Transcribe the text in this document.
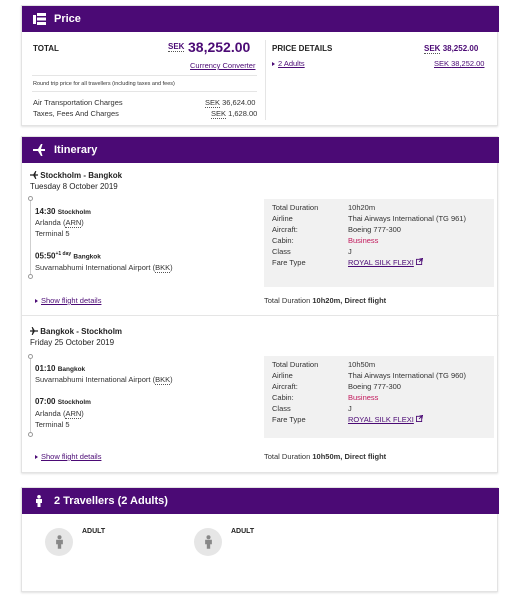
Price
TOTAL	SEK 38,252.00
Currency Converter
Round trip price for all travellers (including taxes and fees)
Air Transportation Charges	SEK 36,624.00
Taxes, Fees And Charges	SEK 1,628.00
PRICE DETAILS	SEK 38,252.00
2 Adults	SEK 38,252.00
Itinerary
Stockholm - Bangkok
Tuesday 8 October 2019
14:30 Stockholm
Arlanda (ARN)
Terminal 5
$05:50^{+1 day}$ Bangkok
Suvarnabhumi International Airport (BKK)
Total Duration	10h20m
Airline	Thai Airways International (TG 961)
Aircraft:	Boeing 777-300
Cabin:	Business
Class	J
Fare Type	ROYAL SILK FLEXI
Show flight details	Total Duration 10h20m, Direct flight
Bangkok - Stockholm
Friday 25 October 2019
01:10 Bangkok
Suvarnabhumi International Airport (BKK)
07:00 Stockholm
Arlanda (ARN)
Terminal 5
Total Duration	10h50m
Airline	Thai Airways International (TG 960)
Aircraft:	Boeing 777-300
Cabin:	Business
Class	J
Fare Type	ROYAL SILK FLEXI
Show flight details	Total Duration 10h50m, Direct flight
2 Travellers (2 Adults)
ADULT	ADULT
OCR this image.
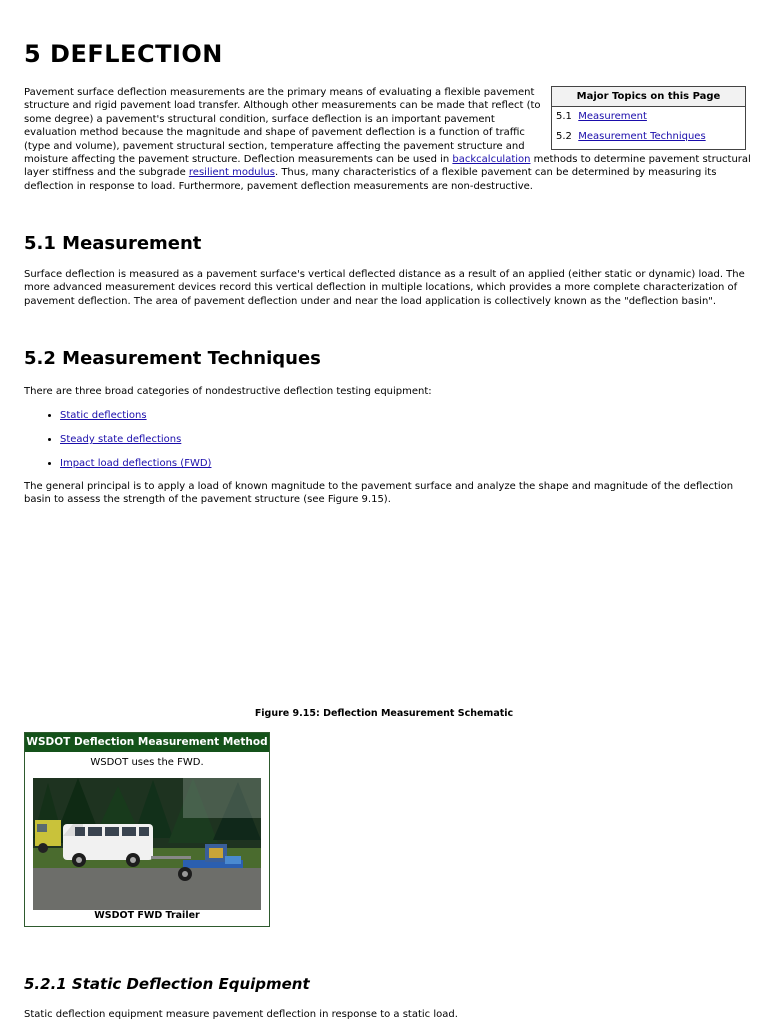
5 DEFLECTION
Pavement surface deflection measurements are the primary means of evaluating a flexible pavement
structure and rigid pavement load transfer. Although other measurements can be made that reflect (to
some degree) a pavement's structural condition, surface deflection is an important pavement
evaluation method because the magnitude and shape of pavement deflection is a function of traffic
(type and volume), pavement structural section, temperature affecting the pavement structure and
moisture affecting the pavement structure. Deflection measurements can be used in backcalculation methods to determine pavement structural
layer stiffness and the subgrade resilient modulus. Thus, many characteristics of a flexible pavement can be determined by measuring its
deflection in response to load. Furthermore, pavement deflection measurements are non-destructive.
Major Topics on this Page
5.1 Measurement
5.2 Measurement Techniques
5.1 Measurement
Surface deflection is measured as a pavement surface's vertical deflected distance as a result of an applied (either static or dynamic) load. The
more advanced measurement devices record this vertical deflection in multiple locations, which provides a more complete characterization of
pavement deflection. The area of pavement deflection under and near the load application is collectively known as the "deflection basin".
5.2 Measurement Techniques
There are three broad categories of nondestructive deflection testing equipment:
• Static deflections
• Steady state deflections
• Impact load deflections (FWD)
The general principal is to apply a load of known magnitude to the pavement surface and analyze the shape and magnitude of the deflection
basin to assess the strength of the pavement structure (see Figure 9.15).
Figure 9.15: Deflection Measurement Schematic
WSDOT Deflection Measurement Method
WSDOT uses the FWD.
WSDOT FWD Trailer
5.2.1 Static Deflection Equipment
Static deflection equipment measure pavement deflection in response to a static load.
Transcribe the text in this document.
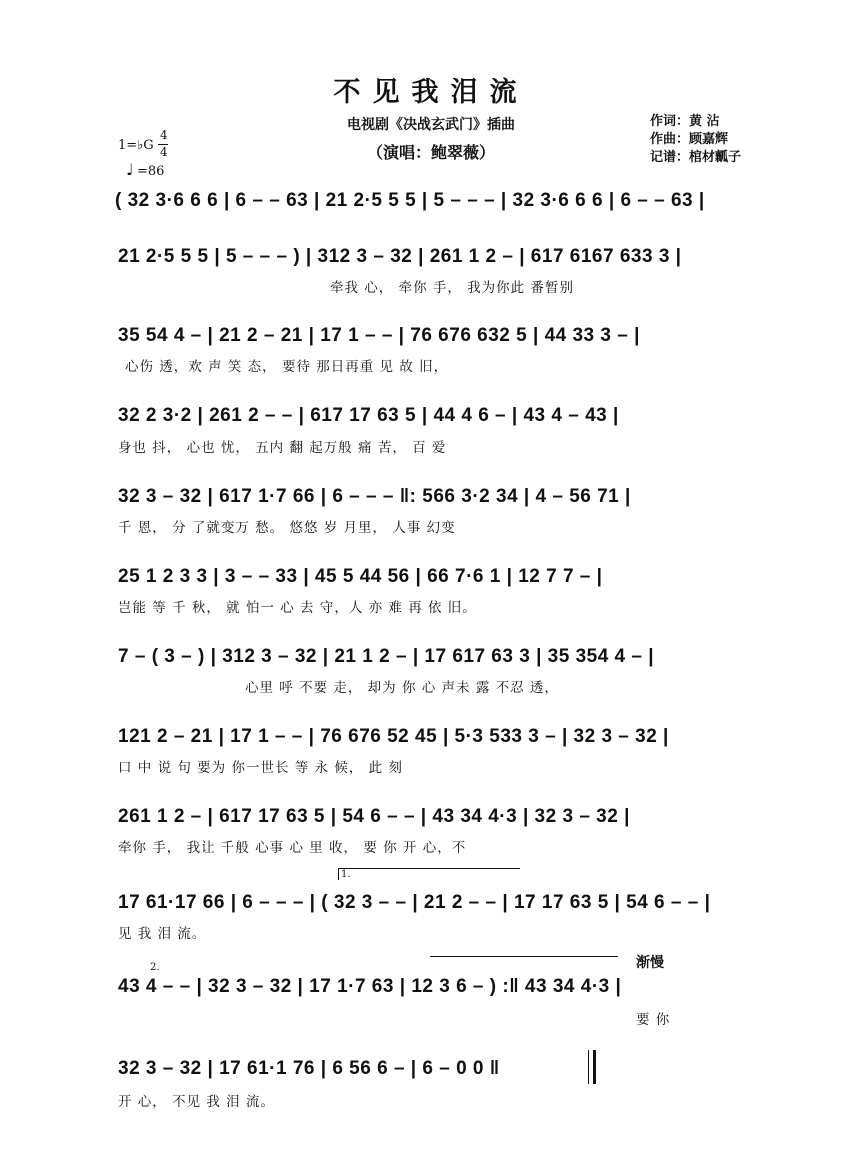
不见我泪流
电视剧《决战玄武门》插曲
（演唱：鲍翠薇）
作词：黄 沾
作曲：顾嘉辉
记谱：棺材瓤子
1=♭G
4
4
♩ =86
( 32 3·6 6 6 | 6 – – 63 | 21 2·5 5 5 | 5 – – – | 32 3·6 6 6 | 6 – – 63 |
21 2·5 5 5 | 5 – – – ) | 312 3 – 32 | 261 1 2 – | 617 6167 633 3 |
牵我 心， 牵你 手， 我为你此 番暂别
35 54 4 – | 21 2 – 21 | 17 1 – – | 76 676 632 5 | 44 33 3 – |
心伤 透，欢 声 笑 态， 要待 那日再重 见 故 旧，
32 2 3·2 | 261 2 – – | 617 17 63 5 | 44 4 6 – | 43 4 – 43 |
身也 抖， 心也 忧， 五内 翻 起万般 痛 苦， 百 爱
32 3 – 32 | 617 1·7 66 | 6 – – – ‖: 566 3·2 34 | 4 – 56 71 |
千 恩， 分 了就变万 愁。 悠悠 岁 月里， 人事 幻变
25 1 2 3 3 | 3 – – 33 | 45 5 44 56 | 66 7·6 1 | 12 7 7 – |
岂能 等 千 秋， 就 怕一 心 去 守，人 亦 难 再 依 旧。
7 – ( 3 – ) | 312 3 – 32 | 21 1 2 – | 17 617 63 3 | 35 354 4 – |
心里 呼 不要 走， 却为 你 心 声未 露 不忍 透，
121 2 – 21 | 17 1 – – | 76 676 52 45 | 5·3 533 3 – | 32 3 – 32 |
口 中 说 句 要为 你一世长 等 永 候， 此 刻
261 1 2 – | 617 17 63 5 | 54 6 – – | 43 34 4·3 | 32 3 – 32 |
牵你 手， 我让 千般 心事 心 里 收， 要 你 开 心，不
1.
17 61·17 66 | 6 – – – | ( 32 3 – – | 21 2 – – | 17 17 63 5 | 54 6 – – |
见 我 泪 流。
渐慢
2.
43 4 – – | 32 3 – 32 | 17 1·7 63 | 12 3 6 – ) :‖ 43 34 4·3 |
要 你
32 3 – 32 | 17 61·1 76 | 6 56 6 – | 6 – 0 0 ‖
开 心， 不见 我 泪 流。
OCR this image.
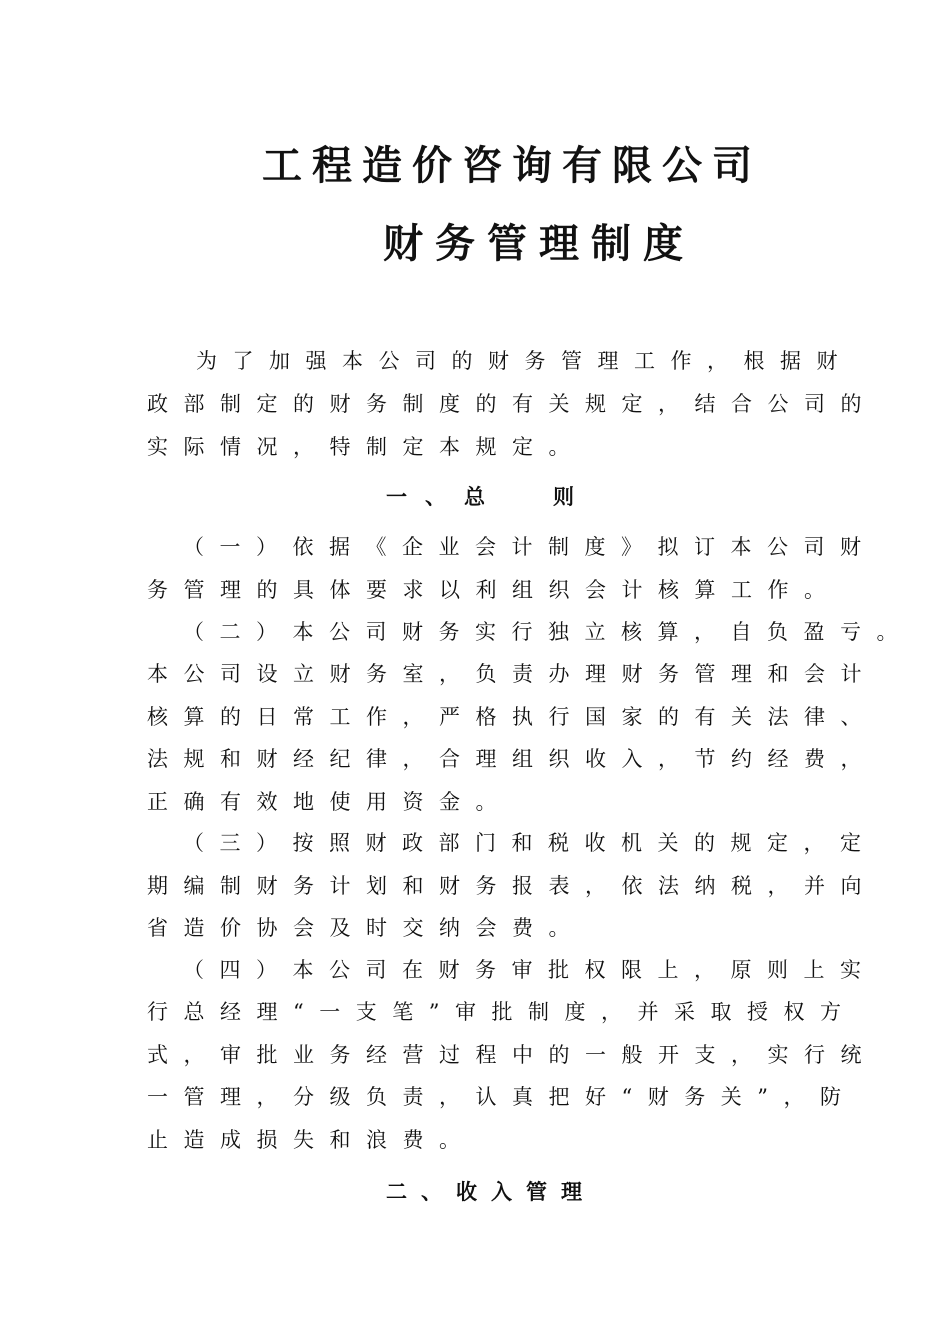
工程造价咨询有限公司
财务管理制度
为了加强本公司的财务管理工作，根据财
政部制定的财务制度的有关规定，结合公司的
实际情况，特制定本规定。
一、总 则
（一）依据《企业会计制度》拟订本公司财
务管理的具体要求以利组织会计核算工作。
（二）本公司财务实行独立核算，自负盈亏。
本公司设立财务室，负责办理财务管理和会计
核算的日常工作，严格执行国家的有关法律、
法规和财经纪律，合理组织收入，节约经费，
正确有效地使用资金。
（三）按照财政部门和税收机关的规定，定
期编制财务计划和财务报表，依法纳税，并向
省造价协会及时交纳会费。
（四）本公司在财务审批权限上，原则上实
行总经理“一支笔”审批制度，并采取授权方
式，审批业务经营过程中的一般开支，实行统
一管理，分级负责，认真把好“财务关”，防
止造成损失和浪费。
二、收入管理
===============
#### [EXERCISE PROMPT]
Quote every entry exactly, with the pictures omitted.

#### [CORRECT RESULT]
Transcribe the text in this document.
Price
TOTAL	SEK 38,252.00
Currency Converter
Round trip price for all travellers (including taxes and fees)
Air Transportation Charges	SEK 36,624.00
Taxes, Fees And Charges	SEK 1,628.00
PRICE DETAILS	SEK 38,252.00
2 Adults	SEK 38,252.00
Itinerary
Stockholm - Bangkok
Tuesday 8 October 2019
14:30 Stockholm
Arlanda (ARN)
Terminal 5
$05:50^{+1 day}$ Bangkok
Suvarnabhumi International Airport (BKK)
Total Duration	10h20m
Airline	Thai Airways International (TG 961)
Aircraft:	Boeing 777-300
Cabin:	Business
Class	J
Fare Type	ROYAL SILK FLEXI
Show flight details	Total Duration 10h20m, Direct flight
Bangkok - Stockholm
Friday 25 October 2019
01:10 Bangkok
Suvarnabhumi International Airport (BKK)
07:00 Stockholm
Arlanda (ARN)
Terminal 5
Total Duration	10h50m
Airline	Thai Airways International (TG 960)
Aircraft:	Boeing 777-300
Cabin:	Business
Class	J
Fare Type	ROYAL SILK FLEXI
Show flight details	Total Duration 10h50m, Direct flight
2 Travellers (2 Adults)
ADULT	ADULT
OCR this image.
5 DEFLECTION
Pavement surface deflection measurements are the primary means of evaluating a flexible pavement
structure and rigid pavement load transfer. Although other measurements can be made that reflect (to
some degree) a pavement's structural condition, surface deflection is an important pavement
evaluation method because the magnitude and shape of pavement deflection is a function of traffic
(type and volume), pavement structural section, temperature affecting the pavement structure and
moisture affecting the pavement structure. Deflection measurements can be used in backcalculation methods to determine pavement structural
layer stiffness and the subgrade resilient modulus. Thus, many characteristics of a flexible pavement can be determined by measuring its
deflection in response to load. Furthermore, pavement deflection measurements are non-destructive.
Major Topics on this Page
5.1 Measurement
5.2 Measurement Techniques
5.1 Measurement
Surface deflection is measured as a pavement surface's vertical deflected distance as a result of an applied (either static or dynamic) load. The
more advanced measurement devices record this vertical deflection in multiple locations, which provides a more complete characterization of
pavement deflection. The area of pavement deflection under and near the load application is collectively known as the "deflection basin".
5.2 Measurement Techniques
There are three broad categories of nondestructive deflection testing equipment:
• Static deflections
• Steady state deflections
• Impact load deflections (FWD)
The general principal is to apply a load of known magnitude to the pavement surface and analyze the shape and magnitude of the deflection
basin to assess the strength of the pavement structure (see Figure 9.15).
Figure 9.15: Deflection Measurement Schematic
WSDOT Deflection Measurement Method
WSDOT uses the FWD.
WSDOT FWD Trailer
5.2.1 Static Deflection Equipment
Static deflection equipment measure pavement deflection in response to a static load.
Transcribe the text in this document.
不见我泪流
电视剧《决战玄武门》插曲
（演唱：鲍翠薇）
作词：黄 沾
作曲：顾嘉辉
记谱：棺材瓤子
1=♭G
4
4
♩ =86
( 32 3·6 6 6 | 6 – – 63 | 21 2·5 5 5 | 5 – – – | 32 3·6 6 6 | 6 – – 63 |
21 2·5 5 5 | 5 – – – ) | 312 3 – 32 | 261 1 2 – | 617 6167 633 3 |
牵我 心， 牵你 手， 我为你此 番暂别
35 54 4 – | 21 2 – 21 | 17 1 – – | 76 676 632 5 | 44 33 3 – |
心伤 透，欢 声 笑 态， 要待 那日再重 见 故 旧，
32 2 3·2 | 261 2 – – | 617 17 63 5 | 44 4 6 – | 43 4 – 43 |
身也 抖， 心也 忧， 五内 翻 起万般 痛 苦， 百 爱
32 3 – 32 | 617 1·7 66 | 6 – – – ‖: 566 3·2 34 | 4 – 56 71 |
千 恩， 分 了就变万 愁。 悠悠 岁 月里， 人事 幻变
25 1 2 3 3 | 3 – – 33 | 45 5 44 56 | 66 7·6 1 | 12 7 7 – |
岂能 等 千 秋， 就 怕一 心 去 守，人 亦 难 再 依 旧。
7 – ( 3 – ) | 312 3 – 32 | 21 1 2 – | 17 617 63 3 | 35 354 4 – |
心里 呼 不要 走， 却为 你 心 声未 露 不忍 透，
121 2 – 21 | 17 1 – – | 76 676 52 45 | 5·3 533 3 – | 32 3 – 32 |
口 中 说 句 要为 你一世长 等 永 候， 此 刻
261 1 2 – | 617 17 63 5 | 54 6 – – | 43 34 4·3 | 32 3 – 32 |
牵你 手， 我让 千般 心事 心 里 收， 要 你 开 心，不
1.
17 61·17 66 | 6 – – – | ( 32 3 – – | 21 2 – – | 17 17 63 5 | 54 6 – – |
见 我 泪 流。
渐慢
2.
43 4 – – | 32 3 – 32 | 17 1·7 63 | 12 3 6 – ) :‖ 43 34 4·3 |
要 你
32 3 – 32 | 17 61·1 76 | 6 56 6 – | 6 – 0 0 ‖
开 心， 不见 我 泪 流。
OCR this image.
工程造价咨询有限公司
财务管理制度
为了加强本公司的财务管理工作，根据财
政部制定的财务制度的有关规定，结合公司的
实际情况，特制定本规定。
一、总 则
（一）依据《企业会计制度》拟订本公司财
务管理的具体要求以利组织会计核算工作。
（二）本公司财务实行独立核算，自负盈亏。
本公司设立财务室，负责办理财务管理和会计
核算的日常工作，严格执行国家的有关法律、
法规和财经纪律，合理组织收入，节约经费，
正确有效地使用资金。
（三）按照财政部门和税收机关的规定，定
期编制财务计划和财务报表，依法纳税，并向
省造价协会及时交纳会费。
（四）本公司在财务审批权限上，原则上实
行总经理“一支笔”审批制度，并采取授权方
式，审批业务经营过程中的一般开支，实行统
一管理，分级负责，认真把好“财务关”，防
止造成损失和浪费。
二、收入管理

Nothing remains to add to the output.